# GOAL OF THE EXERCISE
Lines containing the word "jest" are the ones to copy from the records below.

# RECORDS
--- start ---

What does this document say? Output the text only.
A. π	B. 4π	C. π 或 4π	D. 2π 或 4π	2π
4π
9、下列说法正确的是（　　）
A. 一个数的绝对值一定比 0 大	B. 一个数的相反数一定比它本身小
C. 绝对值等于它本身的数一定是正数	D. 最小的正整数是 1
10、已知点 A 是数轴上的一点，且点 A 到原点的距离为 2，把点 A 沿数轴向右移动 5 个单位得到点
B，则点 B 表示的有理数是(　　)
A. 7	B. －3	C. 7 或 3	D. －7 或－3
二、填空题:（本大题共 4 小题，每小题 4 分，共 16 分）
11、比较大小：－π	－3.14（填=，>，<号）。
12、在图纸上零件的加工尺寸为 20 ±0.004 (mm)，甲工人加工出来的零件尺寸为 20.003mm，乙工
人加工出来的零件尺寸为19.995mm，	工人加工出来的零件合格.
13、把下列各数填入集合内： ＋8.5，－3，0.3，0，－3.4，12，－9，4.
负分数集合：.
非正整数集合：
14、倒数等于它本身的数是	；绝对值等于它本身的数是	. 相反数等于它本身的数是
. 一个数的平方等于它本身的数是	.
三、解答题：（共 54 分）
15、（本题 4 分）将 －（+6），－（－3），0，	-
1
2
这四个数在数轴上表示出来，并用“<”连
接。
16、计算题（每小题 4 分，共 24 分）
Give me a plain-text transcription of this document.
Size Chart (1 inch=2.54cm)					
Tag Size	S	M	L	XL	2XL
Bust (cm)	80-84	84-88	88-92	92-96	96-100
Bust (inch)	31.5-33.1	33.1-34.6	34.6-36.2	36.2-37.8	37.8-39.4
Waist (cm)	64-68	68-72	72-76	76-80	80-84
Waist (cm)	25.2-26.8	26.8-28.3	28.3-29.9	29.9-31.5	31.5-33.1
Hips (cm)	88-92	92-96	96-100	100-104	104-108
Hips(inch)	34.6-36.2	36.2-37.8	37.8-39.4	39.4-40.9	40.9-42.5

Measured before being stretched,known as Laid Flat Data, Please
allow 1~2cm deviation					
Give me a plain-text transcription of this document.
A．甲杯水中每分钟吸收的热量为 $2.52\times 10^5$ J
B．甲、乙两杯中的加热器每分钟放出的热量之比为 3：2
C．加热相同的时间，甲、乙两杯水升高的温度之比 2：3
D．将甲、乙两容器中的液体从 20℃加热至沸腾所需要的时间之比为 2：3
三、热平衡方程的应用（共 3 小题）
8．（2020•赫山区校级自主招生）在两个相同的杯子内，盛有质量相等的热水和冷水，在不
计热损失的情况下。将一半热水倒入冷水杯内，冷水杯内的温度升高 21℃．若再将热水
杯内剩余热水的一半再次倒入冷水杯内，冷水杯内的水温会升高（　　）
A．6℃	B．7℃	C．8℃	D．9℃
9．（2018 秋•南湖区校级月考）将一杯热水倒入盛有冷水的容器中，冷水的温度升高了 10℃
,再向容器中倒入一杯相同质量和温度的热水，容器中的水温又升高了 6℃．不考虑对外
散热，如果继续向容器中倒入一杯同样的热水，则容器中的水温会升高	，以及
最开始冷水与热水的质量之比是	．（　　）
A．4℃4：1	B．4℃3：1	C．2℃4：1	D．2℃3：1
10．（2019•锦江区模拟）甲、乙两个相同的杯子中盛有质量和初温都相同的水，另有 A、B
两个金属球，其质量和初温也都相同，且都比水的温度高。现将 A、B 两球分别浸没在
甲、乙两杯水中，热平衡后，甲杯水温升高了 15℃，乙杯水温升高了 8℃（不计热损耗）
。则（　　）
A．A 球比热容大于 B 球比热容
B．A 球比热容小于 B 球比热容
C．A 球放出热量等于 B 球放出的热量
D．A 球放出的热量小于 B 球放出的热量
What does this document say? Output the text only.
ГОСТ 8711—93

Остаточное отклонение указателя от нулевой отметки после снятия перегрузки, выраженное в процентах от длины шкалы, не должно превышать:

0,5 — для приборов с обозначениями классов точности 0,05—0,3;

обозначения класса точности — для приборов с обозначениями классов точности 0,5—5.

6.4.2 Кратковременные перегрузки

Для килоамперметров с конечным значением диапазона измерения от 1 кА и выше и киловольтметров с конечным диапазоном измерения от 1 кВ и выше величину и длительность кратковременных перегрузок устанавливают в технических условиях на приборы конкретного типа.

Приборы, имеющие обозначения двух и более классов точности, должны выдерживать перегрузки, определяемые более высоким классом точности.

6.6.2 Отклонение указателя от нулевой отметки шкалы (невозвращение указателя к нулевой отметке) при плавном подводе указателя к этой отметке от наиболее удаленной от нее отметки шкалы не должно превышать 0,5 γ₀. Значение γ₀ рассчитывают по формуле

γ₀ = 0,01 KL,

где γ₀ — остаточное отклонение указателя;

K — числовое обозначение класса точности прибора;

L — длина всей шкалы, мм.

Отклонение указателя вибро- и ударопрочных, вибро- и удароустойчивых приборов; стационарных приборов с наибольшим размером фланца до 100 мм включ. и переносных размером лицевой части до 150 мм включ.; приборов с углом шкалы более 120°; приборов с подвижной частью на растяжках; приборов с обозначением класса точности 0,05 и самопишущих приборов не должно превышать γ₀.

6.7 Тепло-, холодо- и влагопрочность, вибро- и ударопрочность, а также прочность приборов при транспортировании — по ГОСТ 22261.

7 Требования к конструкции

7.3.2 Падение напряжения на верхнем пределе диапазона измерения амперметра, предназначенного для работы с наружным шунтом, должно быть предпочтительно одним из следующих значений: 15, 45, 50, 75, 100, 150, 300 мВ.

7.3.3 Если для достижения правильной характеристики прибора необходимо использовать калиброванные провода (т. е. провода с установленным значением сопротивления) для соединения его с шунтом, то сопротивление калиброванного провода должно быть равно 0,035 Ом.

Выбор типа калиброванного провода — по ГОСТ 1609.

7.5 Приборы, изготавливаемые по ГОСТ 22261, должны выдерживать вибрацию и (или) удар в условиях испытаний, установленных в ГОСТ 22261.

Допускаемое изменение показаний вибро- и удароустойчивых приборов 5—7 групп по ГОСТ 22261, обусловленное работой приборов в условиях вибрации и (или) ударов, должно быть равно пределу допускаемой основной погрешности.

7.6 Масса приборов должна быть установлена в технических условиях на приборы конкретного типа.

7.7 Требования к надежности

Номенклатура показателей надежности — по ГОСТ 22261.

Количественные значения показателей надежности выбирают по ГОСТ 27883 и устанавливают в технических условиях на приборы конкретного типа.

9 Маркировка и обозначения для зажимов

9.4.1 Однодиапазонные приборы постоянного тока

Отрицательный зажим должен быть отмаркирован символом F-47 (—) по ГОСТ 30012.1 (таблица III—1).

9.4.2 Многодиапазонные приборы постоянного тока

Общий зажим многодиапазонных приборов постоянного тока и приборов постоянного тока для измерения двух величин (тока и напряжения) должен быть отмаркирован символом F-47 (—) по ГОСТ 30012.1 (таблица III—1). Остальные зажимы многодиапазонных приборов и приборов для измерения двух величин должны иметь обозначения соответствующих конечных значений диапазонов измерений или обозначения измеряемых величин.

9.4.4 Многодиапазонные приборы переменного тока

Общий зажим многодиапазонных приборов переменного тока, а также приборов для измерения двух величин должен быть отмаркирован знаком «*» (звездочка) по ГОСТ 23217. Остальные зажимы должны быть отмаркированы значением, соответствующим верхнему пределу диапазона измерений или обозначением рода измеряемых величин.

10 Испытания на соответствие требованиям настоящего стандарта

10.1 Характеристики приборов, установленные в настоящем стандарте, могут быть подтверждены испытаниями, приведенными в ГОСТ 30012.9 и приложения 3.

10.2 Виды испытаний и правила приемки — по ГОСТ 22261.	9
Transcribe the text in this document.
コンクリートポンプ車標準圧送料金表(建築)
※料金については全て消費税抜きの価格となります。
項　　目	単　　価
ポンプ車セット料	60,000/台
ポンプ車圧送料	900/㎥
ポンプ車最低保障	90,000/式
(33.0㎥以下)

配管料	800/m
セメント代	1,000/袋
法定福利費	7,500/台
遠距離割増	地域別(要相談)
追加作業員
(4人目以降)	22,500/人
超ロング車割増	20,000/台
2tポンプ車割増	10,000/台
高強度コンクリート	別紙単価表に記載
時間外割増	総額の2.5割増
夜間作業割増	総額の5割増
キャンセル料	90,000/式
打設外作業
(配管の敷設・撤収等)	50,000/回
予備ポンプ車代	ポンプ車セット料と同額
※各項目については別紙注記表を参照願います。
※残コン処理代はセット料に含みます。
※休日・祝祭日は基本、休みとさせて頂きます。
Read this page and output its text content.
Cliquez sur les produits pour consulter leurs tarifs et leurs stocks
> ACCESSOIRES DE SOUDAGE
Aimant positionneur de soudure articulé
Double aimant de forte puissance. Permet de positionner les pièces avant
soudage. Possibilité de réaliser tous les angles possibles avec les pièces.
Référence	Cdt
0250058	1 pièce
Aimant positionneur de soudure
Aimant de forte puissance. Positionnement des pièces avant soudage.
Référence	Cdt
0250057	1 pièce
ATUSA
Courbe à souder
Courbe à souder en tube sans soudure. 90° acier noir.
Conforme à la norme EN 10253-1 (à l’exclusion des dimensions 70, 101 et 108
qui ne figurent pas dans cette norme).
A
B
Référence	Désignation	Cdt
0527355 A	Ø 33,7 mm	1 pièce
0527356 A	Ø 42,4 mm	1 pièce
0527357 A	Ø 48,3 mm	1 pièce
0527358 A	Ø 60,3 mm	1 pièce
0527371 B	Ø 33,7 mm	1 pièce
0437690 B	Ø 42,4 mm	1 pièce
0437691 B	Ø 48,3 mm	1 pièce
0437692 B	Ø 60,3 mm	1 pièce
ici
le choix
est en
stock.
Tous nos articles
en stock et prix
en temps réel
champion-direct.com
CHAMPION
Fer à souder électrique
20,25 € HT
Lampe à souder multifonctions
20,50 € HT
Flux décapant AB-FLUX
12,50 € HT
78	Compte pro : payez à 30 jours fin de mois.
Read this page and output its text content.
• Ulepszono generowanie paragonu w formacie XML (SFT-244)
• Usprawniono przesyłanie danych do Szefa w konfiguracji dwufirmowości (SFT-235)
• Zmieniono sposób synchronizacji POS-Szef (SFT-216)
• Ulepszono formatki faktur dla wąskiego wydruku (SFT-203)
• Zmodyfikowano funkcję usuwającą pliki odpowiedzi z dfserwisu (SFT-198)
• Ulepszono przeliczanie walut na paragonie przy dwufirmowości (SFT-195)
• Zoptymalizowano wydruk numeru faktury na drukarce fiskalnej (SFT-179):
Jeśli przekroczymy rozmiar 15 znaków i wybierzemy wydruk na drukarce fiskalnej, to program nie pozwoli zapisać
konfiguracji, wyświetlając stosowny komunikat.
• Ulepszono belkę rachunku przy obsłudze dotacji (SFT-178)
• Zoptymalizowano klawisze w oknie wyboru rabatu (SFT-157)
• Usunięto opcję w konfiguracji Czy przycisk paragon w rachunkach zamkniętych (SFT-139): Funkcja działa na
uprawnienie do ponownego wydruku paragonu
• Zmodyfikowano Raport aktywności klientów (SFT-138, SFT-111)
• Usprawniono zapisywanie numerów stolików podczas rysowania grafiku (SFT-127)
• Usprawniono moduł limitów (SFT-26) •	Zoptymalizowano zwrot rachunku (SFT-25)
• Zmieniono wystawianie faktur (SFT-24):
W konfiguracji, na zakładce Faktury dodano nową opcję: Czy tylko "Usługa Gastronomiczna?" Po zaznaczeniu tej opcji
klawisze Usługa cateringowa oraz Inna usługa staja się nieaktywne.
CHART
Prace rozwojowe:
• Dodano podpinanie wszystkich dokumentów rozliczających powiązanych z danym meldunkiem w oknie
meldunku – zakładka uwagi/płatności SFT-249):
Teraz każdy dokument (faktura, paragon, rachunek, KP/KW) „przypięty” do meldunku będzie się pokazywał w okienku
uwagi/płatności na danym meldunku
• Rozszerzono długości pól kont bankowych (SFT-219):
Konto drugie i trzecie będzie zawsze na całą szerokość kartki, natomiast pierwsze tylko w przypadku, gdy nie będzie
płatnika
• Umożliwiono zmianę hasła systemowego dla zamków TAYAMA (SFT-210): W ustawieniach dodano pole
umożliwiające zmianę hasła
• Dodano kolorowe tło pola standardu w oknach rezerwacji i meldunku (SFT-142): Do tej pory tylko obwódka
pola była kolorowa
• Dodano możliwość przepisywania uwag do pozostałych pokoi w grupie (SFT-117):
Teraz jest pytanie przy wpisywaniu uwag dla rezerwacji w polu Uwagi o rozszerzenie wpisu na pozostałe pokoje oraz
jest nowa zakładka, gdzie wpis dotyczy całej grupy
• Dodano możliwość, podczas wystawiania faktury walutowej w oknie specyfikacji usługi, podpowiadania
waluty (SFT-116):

--- end ---

# RESPONSE TO THE EXERCISE
Teraz jest pytanie przy wpisywaniu uwag dla rezerwacji w polu Uwagi o rozszerzenie wpisu na pozostałe pokoje oraz
jest nowa zakładka, gdzie wpis dotyczy całej grupy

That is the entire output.